* [WHAT TO DO]: Find and copy lines holding "this".

***** RECORD EXTRACTS

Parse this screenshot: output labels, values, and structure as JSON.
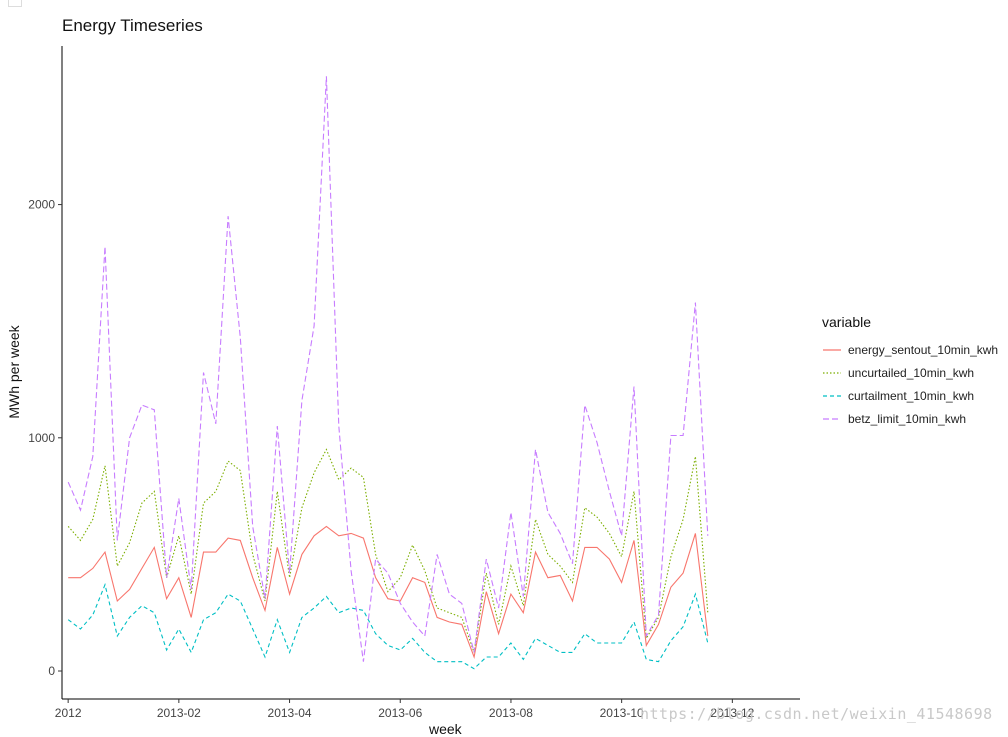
{
  "chart_data": {
    "type": "line",
    "title": "Energy Timeseries",
    "xlabel": "week",
    "ylabel": "MWh per week",
    "x_tick_labels": [
      "2012",
      "2013-02",
      "2013-04",
      "2013-06",
      "2013-08",
      "2013-10",
      "2013-12"
    ],
    "x_tick_positions": [
      0,
      9,
      18,
      27,
      36,
      45,
      54
    ],
    "x_range": [
      -0.5,
      59.5
    ],
    "y_ticks": [
      0,
      1000,
      2000
    ],
    "ylim": [
      -120,
      2680
    ],
    "grid": false,
    "legend_title": "variable",
    "legend_position": "right",
    "series": [
      {
        "name": "energy_sentout_10min_kwh",
        "color": "#f8766d",
        "dash": "solid",
        "values": [
          400,
          400,
          440,
          510,
          300,
          350,
          440,
          530,
          310,
          400,
          230,
          510,
          510,
          570,
          560,
          400,
          260,
          530,
          330,
          500,
          580,
          620,
          580,
          590,
          570,
          400,
          310,
          300,
          400,
          380,
          230,
          210,
          200,
          60,
          340,
          160,
          330,
          250,
          510,
          400,
          410,
          300,
          530,
          530,
          480,
          380,
          560,
          110,
          200,
          360,
          420,
          590,
          150
        ]
      },
      {
        "name": "uncurtailed_10min_kwh",
        "color": "#7cae00",
        "dash": "dotted",
        "values": [
          620,
          560,
          650,
          880,
          450,
          550,
          720,
          770,
          400,
          580,
          330,
          720,
          770,
          900,
          860,
          500,
          300,
          770,
          400,
          700,
          850,
          950,
          820,
          870,
          830,
          500,
          340,
          400,
          540,
          430,
          270,
          250,
          230,
          80,
          420,
          200,
          450,
          280,
          650,
          500,
          450,
          380,
          700,
          660,
          590,
          490,
          770,
          140,
          230,
          490,
          650,
          920,
          250
        ]
      },
      {
        "name": "curtailment_10min_kwh",
        "color": "#00bfc4",
        "dash": "dashed",
        "values": [
          220,
          180,
          240,
          370,
          150,
          230,
          280,
          250,
          90,
          180,
          80,
          220,
          250,
          330,
          300,
          180,
          60,
          220,
          80,
          230,
          270,
          320,
          250,
          270,
          260,
          160,
          110,
          90,
          140,
          80,
          40,
          40,
          40,
          10,
          60,
          60,
          120,
          50,
          140,
          110,
          80,
          80,
          160,
          120,
          120,
          120,
          210,
          50,
          40,
          130,
          190,
          330,
          120
        ]
      },
      {
        "name": "betz_limit_10min_kwh",
        "color": "#c77cff",
        "dash": "longdash",
        "values": [
          810,
          690,
          920,
          1820,
          560,
          1000,
          1140,
          1120,
          400,
          740,
          350,
          1280,
          1060,
          1950,
          1430,
          620,
          310,
          1050,
          420,
          1160,
          1480,
          2550,
          1050,
          430,
          40,
          480,
          420,
          290,
          210,
          150,
          500,
          330,
          290,
          80,
          480,
          270,
          680,
          320,
          950,
          680,
          590,
          460,
          1140,
          980,
          770,
          580,
          1220,
          150,
          240,
          1010,
          1010,
          1580,
          580
        ]
      }
    ]
  },
  "watermark": "https://blog.csdn.net/weixin_41548698"
}
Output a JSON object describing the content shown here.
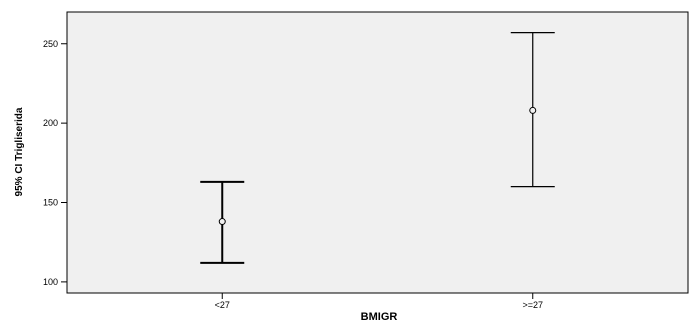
{
  "chart_data": {
    "type": "errorbar",
    "title": "",
    "xlabel": "BMIGR",
    "ylabel": "95% CI Trigliserida",
    "categories": [
      "<27",
      ">=27"
    ],
    "series": [
      {
        "mean": [
          138,
          208
        ],
        "lower": [
          112,
          160
        ],
        "upper": [
          163,
          257
        ]
      }
    ],
    "yticks": [
      100,
      150,
      200,
      250
    ],
    "ylim": [
      93,
      270
    ],
    "grid": false,
    "legend": "none",
    "colors": {
      "plot_background": "#f0f0f0",
      "axis": "#000000",
      "error_bar": "#000000"
    }
  }
}
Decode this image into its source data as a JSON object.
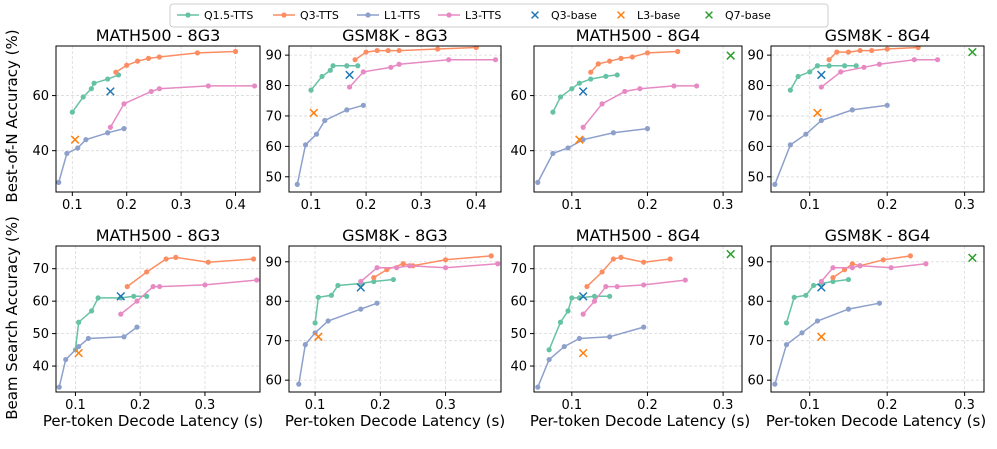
{
  "figure": {
    "ylabel_top": "Best-of-N Accuracy (%)",
    "ylabel_bottom": "Beam Search Accuracy (%)",
    "xlabel": "Per-token Decode Latency (s)"
  },
  "legend": [
    {
      "name": "Q1.5-TTS",
      "marker": "circle",
      "color": "#66c2a5"
    },
    {
      "name": "Q3-TTS",
      "marker": "circle",
      "color": "#fc8d62"
    },
    {
      "name": "L1-TTS",
      "marker": "circle",
      "color": "#8da0cb"
    },
    {
      "name": "L3-TTS",
      "marker": "circle",
      "color": "#e78ac3"
    },
    {
      "name": "Q3-base",
      "marker": "x",
      "color": "#1f77b4"
    },
    {
      "name": "L3-base",
      "marker": "x",
      "color": "#ff7f0e"
    },
    {
      "name": "Q7-base",
      "marker": "x",
      "color": "#2ca02c"
    }
  ],
  "chart_data": [
    {
      "type": "line",
      "title": "MATH500 - 8G3",
      "row": "Best-of-N",
      "xlim": [
        0.07,
        0.445
      ],
      "ylim": [
        25,
        78
      ],
      "xticks": [
        0.1,
        0.2,
        0.3,
        0.4
      ],
      "yticks": [
        40,
        60
      ],
      "series": [
        {
          "name": "Q1.5-TTS",
          "x": [
            0.1,
            0.12,
            0.135,
            0.14,
            0.165,
            0.185
          ],
          "y": [
            54,
            59.5,
            62.5,
            64.5,
            66,
            67.5
          ]
        },
        {
          "name": "Q3-TTS",
          "x": [
            0.18,
            0.2,
            0.22,
            0.24,
            0.26,
            0.33,
            0.4
          ],
          "y": [
            68.5,
            71,
            72.5,
            73.5,
            74,
            75.5,
            76
          ]
        },
        {
          "name": "L1-TTS",
          "x": [
            0.075,
            0.09,
            0.11,
            0.125,
            0.165,
            0.195
          ],
          "y": [
            28.5,
            39,
            41,
            44,
            46.5,
            48
          ]
        },
        {
          "name": "L3-TTS",
          "x": [
            0.17,
            0.195,
            0.245,
            0.26,
            0.35,
            0.435
          ],
          "y": [
            48.5,
            57,
            61.5,
            62.5,
            63.5,
            63.5
          ]
        },
        {
          "name": "Q3-base",
          "x": [
            0.17
          ],
          "y": [
            61.5
          ]
        },
        {
          "name": "L3-base",
          "x": [
            0.105
          ],
          "y": [
            44
          ]
        }
      ]
    },
    {
      "type": "line",
      "title": "GSM8K - 8G3",
      "row": "Best-of-N",
      "xlim": [
        0.06,
        0.445
      ],
      "ylim": [
        45,
        93
      ],
      "xticks": [
        0.1,
        0.2,
        0.3,
        0.4
      ],
      "yticks": [
        50,
        60,
        70,
        80,
        90
      ],
      "series": [
        {
          "name": "Q1.5-TTS",
          "x": [
            0.1,
            0.12,
            0.135,
            0.14,
            0.165,
            0.185
          ],
          "y": [
            78.5,
            83,
            85,
            86.5,
            86.5,
            86.5
          ]
        },
        {
          "name": "Q3-TTS",
          "x": [
            0.18,
            0.2,
            0.22,
            0.24,
            0.26,
            0.33,
            0.4
          ],
          "y": [
            88.5,
            91,
            91.5,
            91.5,
            91.5,
            92,
            92.5
          ]
        },
        {
          "name": "L1-TTS",
          "x": [
            0.075,
            0.09,
            0.11,
            0.125,
            0.165,
            0.195
          ],
          "y": [
            47.5,
            60.5,
            64,
            68.5,
            72,
            73.5
          ]
        },
        {
          "name": "L3-TTS",
          "x": [
            0.17,
            0.195,
            0.245,
            0.26,
            0.35,
            0.435
          ],
          "y": [
            79.5,
            84.5,
            86,
            87,
            88.5,
            88.5
          ]
        },
        {
          "name": "Q3-base",
          "x": [
            0.17
          ],
          "y": [
            83.5
          ]
        },
        {
          "name": "L3-base",
          "x": [
            0.105
          ],
          "y": [
            71
          ]
        }
      ]
    },
    {
      "type": "line",
      "title": "MATH500 - 8G4",
      "row": "Best-of-N",
      "xlim": [
        0.05,
        0.325
      ],
      "ylim": [
        25,
        78
      ],
      "xticks": [
        0.1,
        0.2,
        0.3
      ],
      "yticks": [
        40,
        60
      ],
      "series": [
        {
          "name": "Q1.5-TTS",
          "x": [
            0.075,
            0.085,
            0.1,
            0.11,
            0.125,
            0.145,
            0.16
          ],
          "y": [
            54,
            59.5,
            62.5,
            64.5,
            66,
            67,
            67.5
          ]
        },
        {
          "name": "Q3-TTS",
          "x": [
            0.125,
            0.135,
            0.15,
            0.165,
            0.18,
            0.2,
            0.24
          ],
          "y": [
            68.5,
            71.5,
            72.5,
            73.5,
            74,
            75.5,
            76
          ]
        },
        {
          "name": "L1-TTS",
          "x": [
            0.055,
            0.075,
            0.095,
            0.115,
            0.155,
            0.2
          ],
          "y": [
            28.5,
            39,
            41,
            44,
            46.5,
            48
          ]
        },
        {
          "name": "L3-TTS",
          "x": [
            0.115,
            0.14,
            0.17,
            0.19,
            0.235,
            0.265
          ],
          "y": [
            48.5,
            57,
            61.5,
            62.5,
            63.5,
            63.5
          ]
        },
        {
          "name": "Q3-base",
          "x": [
            0.115
          ],
          "y": [
            61.5
          ]
        },
        {
          "name": "L3-base",
          "x": [
            0.11
          ],
          "y": [
            44
          ]
        },
        {
          "name": "Q7-base",
          "x": [
            0.31
          ],
          "y": [
            74.5
          ]
        }
      ]
    },
    {
      "type": "line",
      "title": "GSM8K - 8G4",
      "row": "Best-of-N",
      "xlim": [
        0.05,
        0.325
      ],
      "ylim": [
        45,
        93
      ],
      "xticks": [
        0.1,
        0.2,
        0.3
      ],
      "yticks": [
        50,
        60,
        70,
        80,
        90
      ],
      "series": [
        {
          "name": "Q1.5-TTS",
          "x": [
            0.075,
            0.085,
            0.1,
            0.11,
            0.125,
            0.145,
            0.16
          ],
          "y": [
            78.5,
            83,
            84.5,
            86.5,
            86.5,
            86.5,
            86.5
          ]
        },
        {
          "name": "Q3-TTS",
          "x": [
            0.125,
            0.135,
            0.15,
            0.165,
            0.18,
            0.2,
            0.24
          ],
          "y": [
            88.5,
            91,
            91,
            91.5,
            91.5,
            92,
            92.5
          ]
        },
        {
          "name": "L1-TTS",
          "x": [
            0.055,
            0.075,
            0.095,
            0.115,
            0.155,
            0.2
          ],
          "y": [
            47.5,
            60.5,
            64,
            68.5,
            72,
            73.5
          ]
        },
        {
          "name": "L3-TTS",
          "x": [
            0.115,
            0.14,
            0.17,
            0.19,
            0.235,
            0.265
          ],
          "y": [
            79.5,
            84.5,
            86,
            87,
            88.5,
            88.5
          ]
        },
        {
          "name": "Q3-base",
          "x": [
            0.115
          ],
          "y": [
            83.5
          ]
        },
        {
          "name": "L3-base",
          "x": [
            0.11
          ],
          "y": [
            71
          ]
        },
        {
          "name": "Q7-base",
          "x": [
            0.31
          ],
          "y": [
            91
          ]
        }
      ]
    },
    {
      "type": "line",
      "title": "MATH500 - 8G3",
      "row": "Beam Search",
      "xlim": [
        0.07,
        0.385
      ],
      "ylim": [
        32,
        77
      ],
      "xticks": [
        0.1,
        0.2,
        0.3
      ],
      "yticks": [
        40,
        50,
        60,
        70
      ],
      "series": [
        {
          "name": "Q1.5-TTS",
          "x": [
            0.1,
            0.105,
            0.125,
            0.135,
            0.17,
            0.19,
            0.21
          ],
          "y": [
            45,
            53.5,
            57,
            61,
            61,
            61.5,
            61.5
          ]
        },
        {
          "name": "Q3-TTS",
          "x": [
            0.18,
            0.21,
            0.24,
            0.255,
            0.305,
            0.375
          ],
          "y": [
            64.5,
            69,
            73,
            73.5,
            72,
            73
          ]
        },
        {
          "name": "L1-TTS",
          "x": [
            0.075,
            0.085,
            0.105,
            0.12,
            0.175,
            0.195
          ],
          "y": [
            33.5,
            42,
            46,
            48.5,
            49,
            52
          ]
        },
        {
          "name": "L3-TTS",
          "x": [
            0.17,
            0.195,
            0.22,
            0.23,
            0.3,
            0.38
          ],
          "y": [
            56,
            60,
            64.5,
            64.5,
            65,
            66.5
          ]
        },
        {
          "name": "Q3-base",
          "x": [
            0.17
          ],
          "y": [
            61.5
          ]
        },
        {
          "name": "L3-base",
          "x": [
            0.105
          ],
          "y": [
            44
          ]
        }
      ]
    },
    {
      "type": "line",
      "title": "GSM8K - 8G3",
      "row": "Beam Search",
      "xlim": [
        0.06,
        0.385
      ],
      "ylim": [
        57,
        94
      ],
      "xticks": [
        0.1,
        0.2,
        0.3
      ],
      "yticks": [
        60,
        70,
        80,
        90
      ],
      "series": [
        {
          "name": "Q1.5-TTS",
          "x": [
            0.1,
            0.105,
            0.125,
            0.135,
            0.17,
            0.19,
            0.22
          ],
          "y": [
            74.5,
            81,
            81.5,
            84,
            84.5,
            85,
            85.5
          ]
        },
        {
          "name": "Q3-TTS",
          "x": [
            0.19,
            0.21,
            0.235,
            0.25,
            0.3,
            0.37
          ],
          "y": [
            86,
            88,
            89.5,
            89,
            90.5,
            91.5
          ]
        },
        {
          "name": "L1-TTS",
          "x": [
            0.075,
            0.085,
            0.1,
            0.12,
            0.17,
            0.195
          ],
          "y": [
            59,
            69,
            72,
            75,
            78,
            79.5
          ]
        },
        {
          "name": "L3-TTS",
          "x": [
            0.17,
            0.195,
            0.225,
            0.245,
            0.3,
            0.38
          ],
          "y": [
            85,
            88.5,
            88.5,
            89,
            88.5,
            89.5
          ]
        },
        {
          "name": "Q3-base",
          "x": [
            0.17
          ],
          "y": [
            83.5
          ]
        },
        {
          "name": "L3-base",
          "x": [
            0.105
          ],
          "y": [
            71
          ]
        }
      ]
    },
    {
      "type": "line",
      "title": "MATH500 - 8G4",
      "row": "Beam Search",
      "xlim": [
        0.05,
        0.325
      ],
      "ylim": [
        32,
        77
      ],
      "xticks": [
        0.1,
        0.2,
        0.3
      ],
      "yticks": [
        40,
        50,
        60,
        70
      ],
      "series": [
        {
          "name": "Q1.5-TTS",
          "x": [
            0.07,
            0.085,
            0.095,
            0.1,
            0.11,
            0.13,
            0.15
          ],
          "y": [
            45,
            53.5,
            57,
            61,
            61,
            61.5,
            61.5
          ]
        },
        {
          "name": "Q3-TTS",
          "x": [
            0.12,
            0.14,
            0.155,
            0.165,
            0.195,
            0.23
          ],
          "y": [
            64.5,
            69,
            73,
            73.5,
            72,
            73
          ]
        },
        {
          "name": "L1-TTS",
          "x": [
            0.055,
            0.07,
            0.09,
            0.11,
            0.15,
            0.195
          ],
          "y": [
            33.5,
            42,
            46,
            48.5,
            49,
            52
          ]
        },
        {
          "name": "L3-TTS",
          "x": [
            0.115,
            0.13,
            0.145,
            0.16,
            0.195,
            0.25
          ],
          "y": [
            56,
            60,
            64.5,
            64.5,
            65,
            66.5
          ]
        },
        {
          "name": "Q3-base",
          "x": [
            0.115
          ],
          "y": [
            61.5
          ]
        },
        {
          "name": "L3-base",
          "x": [
            0.115
          ],
          "y": [
            44
          ]
        },
        {
          "name": "Q7-base",
          "x": [
            0.31
          ],
          "y": [
            74.5
          ]
        }
      ]
    },
    {
      "type": "line",
      "title": "GSM8K - 8G4",
      "row": "Beam Search",
      "xlim": [
        0.05,
        0.325
      ],
      "ylim": [
        57,
        94
      ],
      "xticks": [
        0.1,
        0.2,
        0.3
      ],
      "yticks": [
        60,
        70,
        80,
        90
      ],
      "series": [
        {
          "name": "Q1.5-TTS",
          "x": [
            0.07,
            0.08,
            0.095,
            0.105,
            0.115,
            0.13,
            0.15
          ],
          "y": [
            74.5,
            81,
            81.5,
            84,
            84.5,
            85,
            85.5
          ]
        },
        {
          "name": "Q3-TTS",
          "x": [
            0.13,
            0.145,
            0.155,
            0.165,
            0.195,
            0.23
          ],
          "y": [
            86,
            88,
            89.5,
            89,
            90.5,
            91.5
          ]
        },
        {
          "name": "L1-TTS",
          "x": [
            0.055,
            0.07,
            0.09,
            0.11,
            0.15,
            0.19
          ],
          "y": [
            59,
            69,
            72,
            75,
            78,
            79.5
          ]
        },
        {
          "name": "L3-TTS",
          "x": [
            0.115,
            0.13,
            0.155,
            0.165,
            0.205,
            0.25
          ],
          "y": [
            85,
            88.5,
            88.5,
            89,
            88.5,
            89.5
          ]
        },
        {
          "name": "Q3-base",
          "x": [
            0.115
          ],
          "y": [
            83.5
          ]
        },
        {
          "name": "L3-base",
          "x": [
            0.115
          ],
          "y": [
            71
          ]
        },
        {
          "name": "Q7-base",
          "x": [
            0.31
          ],
          "y": [
            91
          ]
        }
      ]
    }
  ]
}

**********

* [SOLUTION]:
Parse this screenshot: output labels, values, and structure as JSON.
Decode this image into its source data as a JSON object.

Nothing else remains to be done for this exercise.